> **Task brief**:
Every record below should be printed exactly as it appears.
====== Given records
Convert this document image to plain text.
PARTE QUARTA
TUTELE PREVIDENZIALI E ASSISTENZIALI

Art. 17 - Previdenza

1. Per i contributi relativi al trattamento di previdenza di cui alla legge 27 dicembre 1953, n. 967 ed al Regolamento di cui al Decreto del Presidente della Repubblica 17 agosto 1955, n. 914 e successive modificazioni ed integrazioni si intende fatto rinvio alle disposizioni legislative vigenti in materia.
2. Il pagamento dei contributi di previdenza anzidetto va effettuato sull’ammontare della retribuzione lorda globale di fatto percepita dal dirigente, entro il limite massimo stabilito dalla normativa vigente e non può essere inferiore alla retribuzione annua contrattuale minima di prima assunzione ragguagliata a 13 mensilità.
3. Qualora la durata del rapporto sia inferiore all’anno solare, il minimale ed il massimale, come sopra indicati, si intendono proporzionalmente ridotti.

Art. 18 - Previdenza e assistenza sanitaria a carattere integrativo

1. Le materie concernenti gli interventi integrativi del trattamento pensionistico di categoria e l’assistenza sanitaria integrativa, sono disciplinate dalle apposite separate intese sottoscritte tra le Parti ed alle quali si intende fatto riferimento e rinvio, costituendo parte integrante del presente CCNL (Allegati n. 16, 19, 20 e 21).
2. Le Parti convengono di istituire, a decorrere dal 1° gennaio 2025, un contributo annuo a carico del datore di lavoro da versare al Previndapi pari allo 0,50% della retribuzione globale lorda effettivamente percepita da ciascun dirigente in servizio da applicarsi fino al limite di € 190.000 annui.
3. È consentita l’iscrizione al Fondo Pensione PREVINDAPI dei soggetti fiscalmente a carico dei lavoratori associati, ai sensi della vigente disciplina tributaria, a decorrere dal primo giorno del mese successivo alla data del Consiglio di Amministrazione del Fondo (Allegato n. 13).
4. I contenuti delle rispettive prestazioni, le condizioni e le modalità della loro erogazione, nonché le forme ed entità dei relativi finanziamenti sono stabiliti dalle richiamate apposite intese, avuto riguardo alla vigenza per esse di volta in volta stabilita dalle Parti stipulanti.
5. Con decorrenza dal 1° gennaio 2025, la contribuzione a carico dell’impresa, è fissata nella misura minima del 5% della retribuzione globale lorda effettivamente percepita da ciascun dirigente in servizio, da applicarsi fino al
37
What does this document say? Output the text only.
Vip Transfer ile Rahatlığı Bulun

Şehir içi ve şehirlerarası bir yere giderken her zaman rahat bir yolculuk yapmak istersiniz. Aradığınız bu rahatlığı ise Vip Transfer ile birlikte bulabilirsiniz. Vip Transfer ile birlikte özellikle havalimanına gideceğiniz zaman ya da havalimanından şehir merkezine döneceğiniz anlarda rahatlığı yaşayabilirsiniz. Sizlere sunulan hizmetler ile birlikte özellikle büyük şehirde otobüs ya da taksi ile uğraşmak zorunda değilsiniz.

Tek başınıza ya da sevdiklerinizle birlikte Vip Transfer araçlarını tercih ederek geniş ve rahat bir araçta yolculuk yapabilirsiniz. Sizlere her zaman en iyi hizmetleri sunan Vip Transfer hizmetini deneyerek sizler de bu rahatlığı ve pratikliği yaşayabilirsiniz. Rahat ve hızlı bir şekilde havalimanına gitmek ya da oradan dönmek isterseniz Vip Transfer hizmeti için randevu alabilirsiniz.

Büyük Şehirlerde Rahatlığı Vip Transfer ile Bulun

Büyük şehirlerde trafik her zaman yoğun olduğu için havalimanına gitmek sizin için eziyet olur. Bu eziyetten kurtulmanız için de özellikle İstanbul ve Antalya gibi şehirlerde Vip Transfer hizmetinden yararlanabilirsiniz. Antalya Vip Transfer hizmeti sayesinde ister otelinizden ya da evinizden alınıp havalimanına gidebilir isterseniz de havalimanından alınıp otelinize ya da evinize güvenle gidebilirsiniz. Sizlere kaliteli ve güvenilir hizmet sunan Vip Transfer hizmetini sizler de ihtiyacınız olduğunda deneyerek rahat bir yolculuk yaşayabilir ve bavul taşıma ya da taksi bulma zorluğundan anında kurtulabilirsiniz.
============
> **Result of the exercise**:
Convert this document image to plain text.
PARTE QUARTA
TUTELE PREVIDENZIALI E ASSISTENZIALI

Art. 17 - Previdenza

1. Per i contributi relativi al trattamento di previdenza di cui alla legge 27 dicembre 1953, n. 967 ed al Regolamento di cui al Decreto del Presidente della Repubblica 17 agosto 1955, n. 914 e successive modificazioni ed integrazioni si intende fatto rinvio alle disposizioni legislative vigenti in materia.
2. Il pagamento dei contributi di previdenza anzidetto va effettuato sull’ammontare della retribuzione lorda globale di fatto percepita dal dirigente, entro il limite massimo stabilito dalla normativa vigente e non può essere inferiore alla retribuzione annua contrattuale minima di prima assunzione ragguagliata a 13 mensilità.
3. Qualora la durata del rapporto sia inferiore all’anno solare, il minimale ed il massimale, come sopra indicati, si intendono proporzionalmente ridotti.

Art. 18 - Previdenza e assistenza sanitaria a carattere integrativo

1. Le materie concernenti gli interventi integrativi del trattamento pensionistico di categoria e l’assistenza sanitaria integrativa, sono disciplinate dalle apposite separate intese sottoscritte tra le Parti ed alle quali si intende fatto riferimento e rinvio, costituendo parte integrante del presente CCNL (Allegati n. 16, 19, 20 e 21).
2. Le Parti convengono di istituire, a decorrere dal 1° gennaio 2025, un contributo annuo a carico del datore di lavoro da versare al Previndapi pari allo 0,50% della retribuzione globale lorda effettivamente percepita da ciascun dirigente in servizio da applicarsi fino al limite di € 190.000 annui.
3. È consentita l’iscrizione al Fondo Pensione PREVINDAPI dei soggetti fiscalmente a carico dei lavoratori associati, ai sensi della vigente disciplina tributaria, a decorrere dal primo giorno del mese successivo alla data del Consiglio di Amministrazione del Fondo (Allegato n. 13).
4. I contenuti delle rispettive prestazioni, le condizioni e le modalità della loro erogazione, nonché le forme ed entità dei relativi finanziamenti sono stabiliti dalle richiamate apposite intese, avuto riguardo alla vigenza per esse di volta in volta stabilita dalle Parti stipulanti.
5. Con decorrenza dal 1° gennaio 2025, la contribuzione a carico dell’impresa, è fissata nella misura minima del 5% della retribuzione globale lorda effettivamente percepita da ciascun dirigente in servizio, da applicarsi fino al
37
What does this document say? Output the text only.
Vip Transfer ile Rahatlığı Bulun

Şehir içi ve şehirlerarası bir yere giderken her zaman rahat bir yolculuk yapmak istersiniz. Aradığınız bu rahatlığı ise Vip Transfer ile birlikte bulabilirsiniz. Vip Transfer ile birlikte özellikle havalimanına gideceğiniz zaman ya da havalimanından şehir merkezine döneceğiniz anlarda rahatlığı yaşayabilirsiniz. Sizlere sunulan hizmetler ile birlikte özellikle büyük şehirde otobüs ya da taksi ile uğraşmak zorunda değilsiniz.

Tek başınıza ya da sevdiklerinizle birlikte Vip Transfer araçlarını tercih ederek geniş ve rahat bir araçta yolculuk yapabilirsiniz. Sizlere her zaman en iyi hizmetleri sunan Vip Transfer hizmetini deneyerek sizler de bu rahatlığı ve pratikliği yaşayabilirsiniz. Rahat ve hızlı bir şekilde havalimanına gitmek ya da oradan dönmek isterseniz Vip Transfer hizmeti için randevu alabilirsiniz.

Büyük Şehirlerde Rahatlığı Vip Transfer ile Bulun

Büyük şehirlerde trafik her zaman yoğun olduğu için havalimanına gitmek sizin için eziyet olur. Bu eziyetten kurtulmanız için de özellikle İstanbul ve Antalya gibi şehirlerde Vip Transfer hizmetinden yararlanabilirsiniz. Antalya Vip Transfer hizmeti sayesinde ister otelinizden ya da evinizden alınıp havalimanına gidebilir isterseniz de havalimanından alınıp otelinize ya da evinize güvenle gidebilirsiniz. Sizlere kaliteli ve güvenilir hizmet sunan Vip Transfer hizmetini sizler de ihtiyacınız olduğunda deneyerek rahat bir yolculuk yaşayabilir ve bavul taşıma ya da taksi bulma zorluğundan anında kurtulabilirsiniz.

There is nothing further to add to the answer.